─── GIVEN RECORDS
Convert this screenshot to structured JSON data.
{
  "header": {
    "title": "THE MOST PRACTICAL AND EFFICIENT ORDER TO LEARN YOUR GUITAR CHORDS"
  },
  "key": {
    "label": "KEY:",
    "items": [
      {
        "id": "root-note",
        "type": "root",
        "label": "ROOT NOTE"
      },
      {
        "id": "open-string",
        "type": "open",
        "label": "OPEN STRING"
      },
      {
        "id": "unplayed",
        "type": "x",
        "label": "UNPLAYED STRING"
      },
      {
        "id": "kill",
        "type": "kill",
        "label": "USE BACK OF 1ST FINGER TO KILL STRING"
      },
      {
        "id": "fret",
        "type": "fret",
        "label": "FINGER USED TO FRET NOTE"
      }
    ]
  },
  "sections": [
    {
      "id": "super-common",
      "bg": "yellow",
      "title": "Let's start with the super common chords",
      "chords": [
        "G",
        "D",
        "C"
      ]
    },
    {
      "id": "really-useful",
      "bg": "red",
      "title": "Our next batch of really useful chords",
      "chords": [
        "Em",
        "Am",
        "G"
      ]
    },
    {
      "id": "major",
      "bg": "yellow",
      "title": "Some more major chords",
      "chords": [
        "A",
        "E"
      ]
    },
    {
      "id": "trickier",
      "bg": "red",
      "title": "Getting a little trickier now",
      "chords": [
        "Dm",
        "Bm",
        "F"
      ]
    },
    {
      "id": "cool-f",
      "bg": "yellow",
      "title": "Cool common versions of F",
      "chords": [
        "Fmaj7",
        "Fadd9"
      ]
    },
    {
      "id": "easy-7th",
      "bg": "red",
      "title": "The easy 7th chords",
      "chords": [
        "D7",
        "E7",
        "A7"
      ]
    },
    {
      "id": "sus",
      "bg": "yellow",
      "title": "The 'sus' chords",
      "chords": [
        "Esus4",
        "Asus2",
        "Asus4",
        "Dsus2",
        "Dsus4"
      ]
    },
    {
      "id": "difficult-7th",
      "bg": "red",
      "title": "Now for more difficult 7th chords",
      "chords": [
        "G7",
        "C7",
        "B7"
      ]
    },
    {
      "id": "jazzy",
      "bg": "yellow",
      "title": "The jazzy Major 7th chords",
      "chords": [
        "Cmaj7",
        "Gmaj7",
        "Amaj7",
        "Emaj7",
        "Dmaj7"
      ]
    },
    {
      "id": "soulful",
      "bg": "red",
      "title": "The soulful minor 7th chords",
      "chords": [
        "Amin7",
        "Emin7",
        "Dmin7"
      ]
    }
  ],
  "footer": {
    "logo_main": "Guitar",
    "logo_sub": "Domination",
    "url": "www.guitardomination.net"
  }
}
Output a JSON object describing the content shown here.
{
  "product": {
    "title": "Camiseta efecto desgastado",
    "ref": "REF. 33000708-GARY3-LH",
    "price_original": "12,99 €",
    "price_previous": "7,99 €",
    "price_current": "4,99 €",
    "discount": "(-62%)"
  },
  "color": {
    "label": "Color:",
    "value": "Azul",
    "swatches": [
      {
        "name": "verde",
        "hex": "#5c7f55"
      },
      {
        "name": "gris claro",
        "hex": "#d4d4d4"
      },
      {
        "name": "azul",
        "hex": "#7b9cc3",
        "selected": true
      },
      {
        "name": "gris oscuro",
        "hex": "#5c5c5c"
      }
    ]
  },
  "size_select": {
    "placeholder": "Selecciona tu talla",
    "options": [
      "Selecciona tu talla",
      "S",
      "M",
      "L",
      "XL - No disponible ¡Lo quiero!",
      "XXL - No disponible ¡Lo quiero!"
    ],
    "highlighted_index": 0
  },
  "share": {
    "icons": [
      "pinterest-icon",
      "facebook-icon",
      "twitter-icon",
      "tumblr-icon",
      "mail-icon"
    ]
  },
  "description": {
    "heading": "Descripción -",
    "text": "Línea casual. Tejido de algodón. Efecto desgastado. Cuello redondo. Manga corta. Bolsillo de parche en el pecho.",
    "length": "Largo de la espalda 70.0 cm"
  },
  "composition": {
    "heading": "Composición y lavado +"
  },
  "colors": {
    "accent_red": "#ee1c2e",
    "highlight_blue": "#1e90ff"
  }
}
──────
In the entries above, find each line with the word "difficult" and show it.

      "id": "difficult-7th",
      "title": "Now for more difficult 7th chords",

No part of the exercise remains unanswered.